↓

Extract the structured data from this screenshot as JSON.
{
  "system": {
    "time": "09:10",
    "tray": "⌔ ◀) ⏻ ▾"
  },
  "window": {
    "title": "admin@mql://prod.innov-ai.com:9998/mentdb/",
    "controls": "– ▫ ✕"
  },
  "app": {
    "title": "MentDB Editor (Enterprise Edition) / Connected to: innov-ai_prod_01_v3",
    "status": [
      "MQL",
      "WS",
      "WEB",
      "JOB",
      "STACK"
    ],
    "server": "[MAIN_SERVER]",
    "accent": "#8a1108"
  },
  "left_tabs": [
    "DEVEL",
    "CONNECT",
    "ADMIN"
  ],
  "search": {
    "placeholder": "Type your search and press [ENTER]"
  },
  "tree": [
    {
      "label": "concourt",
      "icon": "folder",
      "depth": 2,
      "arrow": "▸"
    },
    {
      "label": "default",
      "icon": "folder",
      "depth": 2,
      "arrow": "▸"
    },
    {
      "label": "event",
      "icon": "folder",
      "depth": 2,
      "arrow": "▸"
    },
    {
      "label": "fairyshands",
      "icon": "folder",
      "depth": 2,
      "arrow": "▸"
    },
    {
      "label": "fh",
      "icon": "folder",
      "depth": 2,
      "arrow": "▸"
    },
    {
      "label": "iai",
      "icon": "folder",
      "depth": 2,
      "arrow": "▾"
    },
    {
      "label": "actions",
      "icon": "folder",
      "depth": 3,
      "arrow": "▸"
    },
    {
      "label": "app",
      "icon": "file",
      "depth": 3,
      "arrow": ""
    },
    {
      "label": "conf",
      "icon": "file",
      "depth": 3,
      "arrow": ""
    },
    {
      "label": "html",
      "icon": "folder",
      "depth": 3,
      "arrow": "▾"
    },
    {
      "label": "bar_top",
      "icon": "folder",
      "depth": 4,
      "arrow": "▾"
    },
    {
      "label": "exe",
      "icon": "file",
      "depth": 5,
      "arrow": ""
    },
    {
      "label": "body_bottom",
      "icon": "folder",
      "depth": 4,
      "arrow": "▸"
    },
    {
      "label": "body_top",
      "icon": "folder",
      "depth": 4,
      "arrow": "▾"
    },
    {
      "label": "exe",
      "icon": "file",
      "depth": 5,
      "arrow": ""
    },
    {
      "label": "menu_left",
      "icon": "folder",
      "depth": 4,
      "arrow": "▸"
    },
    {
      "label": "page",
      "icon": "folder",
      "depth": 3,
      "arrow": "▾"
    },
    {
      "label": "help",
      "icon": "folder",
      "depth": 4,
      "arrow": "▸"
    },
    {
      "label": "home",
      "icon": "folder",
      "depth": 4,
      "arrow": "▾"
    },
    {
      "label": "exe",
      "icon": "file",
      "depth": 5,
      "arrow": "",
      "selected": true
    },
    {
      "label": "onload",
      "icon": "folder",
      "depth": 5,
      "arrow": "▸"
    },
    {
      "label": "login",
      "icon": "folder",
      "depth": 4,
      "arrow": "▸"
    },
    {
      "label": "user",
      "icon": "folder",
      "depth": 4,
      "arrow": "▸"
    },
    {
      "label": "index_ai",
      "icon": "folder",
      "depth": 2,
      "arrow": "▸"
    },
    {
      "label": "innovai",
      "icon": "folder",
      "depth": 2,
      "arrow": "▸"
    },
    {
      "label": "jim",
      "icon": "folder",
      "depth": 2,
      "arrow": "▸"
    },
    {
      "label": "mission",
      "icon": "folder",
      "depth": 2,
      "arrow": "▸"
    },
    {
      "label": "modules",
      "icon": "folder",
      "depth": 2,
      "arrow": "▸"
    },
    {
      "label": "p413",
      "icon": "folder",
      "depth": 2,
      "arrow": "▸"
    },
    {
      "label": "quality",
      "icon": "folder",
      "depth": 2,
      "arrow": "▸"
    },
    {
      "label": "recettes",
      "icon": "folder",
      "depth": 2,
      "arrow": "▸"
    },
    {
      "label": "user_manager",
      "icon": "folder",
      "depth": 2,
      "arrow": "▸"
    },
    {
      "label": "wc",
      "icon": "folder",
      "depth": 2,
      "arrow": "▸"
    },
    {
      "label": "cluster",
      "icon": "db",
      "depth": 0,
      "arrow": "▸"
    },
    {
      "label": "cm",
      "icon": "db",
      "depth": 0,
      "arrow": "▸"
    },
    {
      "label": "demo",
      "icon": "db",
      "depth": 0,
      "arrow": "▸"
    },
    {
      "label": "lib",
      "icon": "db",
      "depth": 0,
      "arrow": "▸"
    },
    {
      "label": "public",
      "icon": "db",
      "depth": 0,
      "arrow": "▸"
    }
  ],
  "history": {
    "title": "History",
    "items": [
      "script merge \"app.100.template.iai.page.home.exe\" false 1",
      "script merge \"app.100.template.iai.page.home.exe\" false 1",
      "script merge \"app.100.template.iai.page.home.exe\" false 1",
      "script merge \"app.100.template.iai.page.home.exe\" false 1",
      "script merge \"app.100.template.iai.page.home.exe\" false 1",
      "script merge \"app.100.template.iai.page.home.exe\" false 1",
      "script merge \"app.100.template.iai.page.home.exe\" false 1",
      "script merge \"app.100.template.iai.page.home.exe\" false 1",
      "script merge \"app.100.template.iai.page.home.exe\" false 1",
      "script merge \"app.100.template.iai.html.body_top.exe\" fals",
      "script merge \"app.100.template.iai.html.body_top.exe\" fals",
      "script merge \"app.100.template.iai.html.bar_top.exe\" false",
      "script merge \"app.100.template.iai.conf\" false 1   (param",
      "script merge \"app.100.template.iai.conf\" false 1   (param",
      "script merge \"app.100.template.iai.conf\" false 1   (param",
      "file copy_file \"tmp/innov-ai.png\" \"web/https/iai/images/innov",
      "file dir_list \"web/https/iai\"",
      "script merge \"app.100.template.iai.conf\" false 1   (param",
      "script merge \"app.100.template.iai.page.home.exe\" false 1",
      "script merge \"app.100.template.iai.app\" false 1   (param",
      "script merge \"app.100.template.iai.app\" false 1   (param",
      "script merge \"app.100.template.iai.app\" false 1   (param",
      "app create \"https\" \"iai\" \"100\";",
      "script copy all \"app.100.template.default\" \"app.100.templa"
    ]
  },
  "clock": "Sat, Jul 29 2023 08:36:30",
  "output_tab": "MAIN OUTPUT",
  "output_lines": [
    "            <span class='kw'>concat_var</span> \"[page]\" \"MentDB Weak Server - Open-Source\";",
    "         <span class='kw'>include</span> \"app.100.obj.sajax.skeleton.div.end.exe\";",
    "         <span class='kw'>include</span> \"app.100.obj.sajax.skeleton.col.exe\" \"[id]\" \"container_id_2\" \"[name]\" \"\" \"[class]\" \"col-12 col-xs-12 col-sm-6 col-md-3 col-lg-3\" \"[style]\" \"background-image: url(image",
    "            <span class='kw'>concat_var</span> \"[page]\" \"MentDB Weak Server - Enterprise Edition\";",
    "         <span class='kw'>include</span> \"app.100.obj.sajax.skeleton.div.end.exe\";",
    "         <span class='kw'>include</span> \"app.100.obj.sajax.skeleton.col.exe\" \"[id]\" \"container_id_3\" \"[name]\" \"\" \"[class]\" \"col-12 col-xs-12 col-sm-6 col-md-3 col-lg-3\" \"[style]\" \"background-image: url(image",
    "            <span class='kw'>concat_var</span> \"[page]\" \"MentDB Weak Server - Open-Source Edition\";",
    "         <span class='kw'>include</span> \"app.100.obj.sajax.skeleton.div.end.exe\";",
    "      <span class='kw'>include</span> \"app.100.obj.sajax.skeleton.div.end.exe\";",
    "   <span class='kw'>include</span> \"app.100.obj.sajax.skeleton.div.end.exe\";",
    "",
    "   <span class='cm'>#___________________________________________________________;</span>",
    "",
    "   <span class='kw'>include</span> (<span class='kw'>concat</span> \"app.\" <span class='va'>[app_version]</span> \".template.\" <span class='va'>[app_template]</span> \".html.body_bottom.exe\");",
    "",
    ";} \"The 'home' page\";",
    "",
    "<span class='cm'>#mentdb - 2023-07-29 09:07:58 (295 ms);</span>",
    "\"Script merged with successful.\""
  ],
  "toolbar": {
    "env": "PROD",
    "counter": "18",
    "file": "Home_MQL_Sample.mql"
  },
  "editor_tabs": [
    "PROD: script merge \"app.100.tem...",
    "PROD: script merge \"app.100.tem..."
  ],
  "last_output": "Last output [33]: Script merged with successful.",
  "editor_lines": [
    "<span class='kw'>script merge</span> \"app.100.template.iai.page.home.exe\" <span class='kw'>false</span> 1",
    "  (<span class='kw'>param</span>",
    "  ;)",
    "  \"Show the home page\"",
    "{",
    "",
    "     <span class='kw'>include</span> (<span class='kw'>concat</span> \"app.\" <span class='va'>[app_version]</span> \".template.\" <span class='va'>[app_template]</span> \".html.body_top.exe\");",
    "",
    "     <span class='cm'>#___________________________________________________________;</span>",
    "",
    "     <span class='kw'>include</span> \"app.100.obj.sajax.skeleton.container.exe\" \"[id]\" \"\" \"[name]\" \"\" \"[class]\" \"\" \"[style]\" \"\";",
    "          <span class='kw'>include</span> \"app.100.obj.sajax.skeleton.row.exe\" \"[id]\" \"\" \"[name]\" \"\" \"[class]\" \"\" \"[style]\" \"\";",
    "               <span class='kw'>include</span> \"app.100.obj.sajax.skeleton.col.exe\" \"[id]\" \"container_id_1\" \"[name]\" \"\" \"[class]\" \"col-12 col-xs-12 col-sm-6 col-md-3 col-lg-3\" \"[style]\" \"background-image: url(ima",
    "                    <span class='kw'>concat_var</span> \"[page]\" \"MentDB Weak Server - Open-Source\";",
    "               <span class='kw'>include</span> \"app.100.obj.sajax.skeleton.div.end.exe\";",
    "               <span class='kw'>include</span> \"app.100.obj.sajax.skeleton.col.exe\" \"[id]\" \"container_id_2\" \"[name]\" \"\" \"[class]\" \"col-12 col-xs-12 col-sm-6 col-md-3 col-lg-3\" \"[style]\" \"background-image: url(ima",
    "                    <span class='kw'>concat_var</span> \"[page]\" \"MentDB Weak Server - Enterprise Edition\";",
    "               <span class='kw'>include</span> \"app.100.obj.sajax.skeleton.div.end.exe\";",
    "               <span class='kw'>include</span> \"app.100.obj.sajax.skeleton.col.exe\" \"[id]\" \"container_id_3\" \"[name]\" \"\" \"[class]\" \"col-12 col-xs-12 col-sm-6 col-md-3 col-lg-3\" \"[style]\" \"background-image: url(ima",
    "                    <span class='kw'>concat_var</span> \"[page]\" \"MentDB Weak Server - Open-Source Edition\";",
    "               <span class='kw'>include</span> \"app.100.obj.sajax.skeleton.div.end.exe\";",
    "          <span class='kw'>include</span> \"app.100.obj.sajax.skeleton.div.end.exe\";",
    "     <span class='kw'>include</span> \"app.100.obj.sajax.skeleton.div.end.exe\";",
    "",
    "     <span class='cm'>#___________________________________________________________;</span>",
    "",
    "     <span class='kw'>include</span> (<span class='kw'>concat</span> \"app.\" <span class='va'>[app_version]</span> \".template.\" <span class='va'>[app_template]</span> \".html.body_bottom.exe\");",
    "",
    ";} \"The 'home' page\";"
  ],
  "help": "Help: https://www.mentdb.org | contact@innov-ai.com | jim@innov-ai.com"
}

↑

§ What you need to do
Extract every line above that contains the word "title".

§ Full output
    "title": "admin@mql://prod.innov-ai.com:9998/mentdb/",
    "title": "MentDB Editor (Enterprise Edition) / Connected to: innov-ai_prod_01_v3",
    "title": "History",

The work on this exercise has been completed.